- _WRITTEN EXERCISE 1_: Copy the records line for line, from their first line up to and including the line with "ward-name-cell: અંતરજાળ-1 [75,154,245,189]".

- _SELECTED EXCERPT_:
JERUSALEM -- Two former Israeli intelligence chiefs are threatening to take each other to court over a security leak related to the 1973 Yom Kippur War.

The head of the Mossad at the time of the war, retired Gen. Zvi Zamir, has written to Attorney General Menachem Mazuz to request an investigation of suspicions that retired Gen. Eli Zeira, the former head of military intelligence, leaked the identity of the spy who warned Israel of impending war several hours before Egypt and Syria launched a massive two-front attack.

Gen. Zeira, in turn, told Israel's Channel Two television that he intended to sue Gen. Zamir for defamation.

The purported spy was identified last year by Israeli writer Ahron Bregman as Ashraf Marwan, the son-in-law of former Egyptian President Gamal Abdel Nasser, who had died three years before the war. Gen. Zeira, who was interviewed by Mr. Bregman, denied that he was the source of the information.

In his letter to the attorney general, Gen. Zamir, along with two other former senior intelligence officers, said Gen. Zeira had "violated all norms" by supposedly leaking the spy's identity. This, the letter said, would make it more difficult in the future for Israel to ensure potential foreign agents that their identity would be safeguarded.

- _WRITTEN EXERCISE 2_:
Decide whether each statement below agrees with the article on the Yom Kippur War leak. Answer yes or no, and quote the deciding words of the article.
(a) Zvi Zamir wrote to the attorney general asking for an investigation.
(b) Eli Zeira told Ahron Bregman that he was the source of the information.
(c) Gamal Abdel Nasser died three years before the war.

Bounding box annotations:

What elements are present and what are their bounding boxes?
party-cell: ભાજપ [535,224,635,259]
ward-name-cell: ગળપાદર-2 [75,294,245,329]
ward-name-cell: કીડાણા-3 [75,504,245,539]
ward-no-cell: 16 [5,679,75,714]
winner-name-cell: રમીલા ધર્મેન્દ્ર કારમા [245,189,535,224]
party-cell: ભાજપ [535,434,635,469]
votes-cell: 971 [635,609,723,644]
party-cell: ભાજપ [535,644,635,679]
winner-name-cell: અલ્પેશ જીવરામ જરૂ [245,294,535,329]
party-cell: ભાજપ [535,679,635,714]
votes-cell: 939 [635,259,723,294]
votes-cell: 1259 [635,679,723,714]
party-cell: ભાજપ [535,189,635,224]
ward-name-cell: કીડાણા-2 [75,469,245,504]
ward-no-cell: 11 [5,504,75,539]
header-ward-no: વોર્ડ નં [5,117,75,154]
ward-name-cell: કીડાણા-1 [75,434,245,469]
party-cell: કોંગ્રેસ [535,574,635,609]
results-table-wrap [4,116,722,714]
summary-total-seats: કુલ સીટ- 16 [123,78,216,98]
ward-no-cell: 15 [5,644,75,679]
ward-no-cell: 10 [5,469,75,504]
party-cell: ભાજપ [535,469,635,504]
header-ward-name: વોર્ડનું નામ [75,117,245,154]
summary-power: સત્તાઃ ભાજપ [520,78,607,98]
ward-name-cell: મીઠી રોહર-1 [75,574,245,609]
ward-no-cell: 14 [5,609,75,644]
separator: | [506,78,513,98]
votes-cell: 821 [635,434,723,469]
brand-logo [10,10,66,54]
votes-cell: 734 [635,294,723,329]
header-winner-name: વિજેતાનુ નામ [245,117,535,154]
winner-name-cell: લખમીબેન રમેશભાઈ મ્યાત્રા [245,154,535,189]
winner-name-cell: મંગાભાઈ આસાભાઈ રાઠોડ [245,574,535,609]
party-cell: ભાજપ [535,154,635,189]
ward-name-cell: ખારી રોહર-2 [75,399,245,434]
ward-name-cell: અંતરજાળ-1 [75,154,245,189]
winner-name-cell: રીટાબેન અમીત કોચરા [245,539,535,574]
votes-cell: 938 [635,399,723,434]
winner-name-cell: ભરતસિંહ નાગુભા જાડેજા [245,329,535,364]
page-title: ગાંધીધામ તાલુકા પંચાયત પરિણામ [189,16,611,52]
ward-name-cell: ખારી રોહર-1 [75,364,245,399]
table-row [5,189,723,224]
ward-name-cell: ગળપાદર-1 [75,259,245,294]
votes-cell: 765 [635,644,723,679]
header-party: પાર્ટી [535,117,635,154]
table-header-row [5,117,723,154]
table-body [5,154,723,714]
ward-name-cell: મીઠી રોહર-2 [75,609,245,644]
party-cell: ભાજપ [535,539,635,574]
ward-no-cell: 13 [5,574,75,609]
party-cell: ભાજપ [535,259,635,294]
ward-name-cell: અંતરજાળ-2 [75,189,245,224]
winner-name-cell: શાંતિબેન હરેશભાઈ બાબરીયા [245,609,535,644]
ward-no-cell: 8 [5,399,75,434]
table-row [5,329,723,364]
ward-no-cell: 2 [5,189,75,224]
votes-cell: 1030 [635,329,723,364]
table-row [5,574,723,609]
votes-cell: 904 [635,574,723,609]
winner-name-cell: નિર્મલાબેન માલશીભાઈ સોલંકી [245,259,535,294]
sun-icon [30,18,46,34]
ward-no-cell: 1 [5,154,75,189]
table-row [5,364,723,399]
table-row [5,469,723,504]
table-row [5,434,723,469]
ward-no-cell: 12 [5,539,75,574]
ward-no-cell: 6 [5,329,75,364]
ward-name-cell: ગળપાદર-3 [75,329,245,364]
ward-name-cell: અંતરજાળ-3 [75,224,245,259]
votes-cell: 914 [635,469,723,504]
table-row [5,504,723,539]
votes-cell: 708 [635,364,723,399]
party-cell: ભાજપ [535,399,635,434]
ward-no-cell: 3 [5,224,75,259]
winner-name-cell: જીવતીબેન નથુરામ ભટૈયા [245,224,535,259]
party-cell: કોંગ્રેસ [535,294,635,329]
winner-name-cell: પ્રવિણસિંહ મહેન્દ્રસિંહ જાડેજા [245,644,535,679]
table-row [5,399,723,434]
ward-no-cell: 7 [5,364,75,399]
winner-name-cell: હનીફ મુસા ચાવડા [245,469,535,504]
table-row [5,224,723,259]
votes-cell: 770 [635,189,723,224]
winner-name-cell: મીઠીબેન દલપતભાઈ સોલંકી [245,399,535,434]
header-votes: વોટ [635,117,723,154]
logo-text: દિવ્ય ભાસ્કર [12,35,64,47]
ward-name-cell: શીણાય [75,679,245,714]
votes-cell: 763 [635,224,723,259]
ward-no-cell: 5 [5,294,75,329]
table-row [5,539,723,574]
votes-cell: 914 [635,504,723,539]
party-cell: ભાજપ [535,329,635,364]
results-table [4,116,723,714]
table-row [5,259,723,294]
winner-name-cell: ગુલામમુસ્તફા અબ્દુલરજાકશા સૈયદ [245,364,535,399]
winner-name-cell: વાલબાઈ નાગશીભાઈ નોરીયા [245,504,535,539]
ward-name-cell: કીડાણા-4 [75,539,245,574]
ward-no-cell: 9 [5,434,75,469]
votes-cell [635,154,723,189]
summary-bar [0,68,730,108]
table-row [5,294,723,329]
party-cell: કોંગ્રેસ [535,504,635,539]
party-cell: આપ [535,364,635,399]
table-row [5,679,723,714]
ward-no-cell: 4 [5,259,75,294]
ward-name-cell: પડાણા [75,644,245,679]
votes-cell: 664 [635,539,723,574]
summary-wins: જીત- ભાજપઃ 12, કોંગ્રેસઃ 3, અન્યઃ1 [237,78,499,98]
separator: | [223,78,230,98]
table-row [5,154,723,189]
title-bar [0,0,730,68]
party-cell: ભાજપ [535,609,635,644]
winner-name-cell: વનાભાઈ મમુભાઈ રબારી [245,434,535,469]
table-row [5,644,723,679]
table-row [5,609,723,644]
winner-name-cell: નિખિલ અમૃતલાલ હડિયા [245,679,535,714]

- _FULL ANSWER 1_:
What elements are present and what are their bounding boxes?
party-cell: ભાજપ [535,224,635,259]
ward-name-cell: ગળપાદર-2 [75,294,245,329]
ward-name-cell: કીડાણા-3 [75,504,245,539]
ward-no-cell: 16 [5,679,75,714]
winner-name-cell: રમીલા ધર્મેન્દ્ર કારમા [245,189,535,224]
party-cell: ભાજપ [535,434,635,469]
votes-cell: 971 [635,609,723,644]
party-cell: ભાજપ [535,644,635,679]
winner-name-cell: અલ્પેશ જીવરામ જરૂ [245,294,535,329]
party-cell: ભાજપ [535,679,635,714]
votes-cell: 939 [635,259,723,294]
votes-cell: 1259 [635,679,723,714]
party-cell: ભાજપ [535,189,635,224]
ward-name-cell: કીડાણા-2 [75,469,245,504]
ward-no-cell: 11 [5,504,75,539]
header-ward-no: વોર્ડ નં [5,117,75,154]
ward-name-cell: કીડાણા-1 [75,434,245,469]
party-cell: કોંગ્રેસ [535,574,635,609]
results-table-wrap [4,116,722,714]
summary-total-seats: કુલ સીટ- 16 [123,78,216,98]
ward-no-cell: 15 [5,644,75,679]
ward-no-cell: 10 [5,469,75,504]
party-cell: ભાજપ [535,469,635,504]
header-ward-name: વોર્ડનું નામ [75,117,245,154]
summary-power: સત્તાઃ ભાજપ [520,78,607,98]
ward-name-cell: મીઠી રોહર-1 [75,574,245,609]
ward-no-cell: 14 [5,609,75,644]
separator: | [506,78,513,98]
votes-cell: 821 [635,434,723,469]
brand-logo [10,10,66,54]
votes-cell: 734 [635,294,723,329]
header-winner-name: વિજેતાનુ નામ [245,117,535,154]
winner-name-cell: લખમીબેન રમેશભાઈ મ્યાત્રા [245,154,535,189]
winner-name-cell: મંગાભાઈ આસાભાઈ રાઠોડ [245,574,535,609]
party-cell: ભાજપ [535,154,635,189]
ward-name-cell: ખારી રોહર-2 [75,399,245,434]
ward-name-cell: અંતરજાળ-1 [75,154,245,189]

- _FULL ANSWER 2_:
(a) Yes: "has written to Attorney General Menachem Mazuz to request an investigation"
(b) No: "denied that he was the source of the information"
(c) Yes: "who had died three years before the war"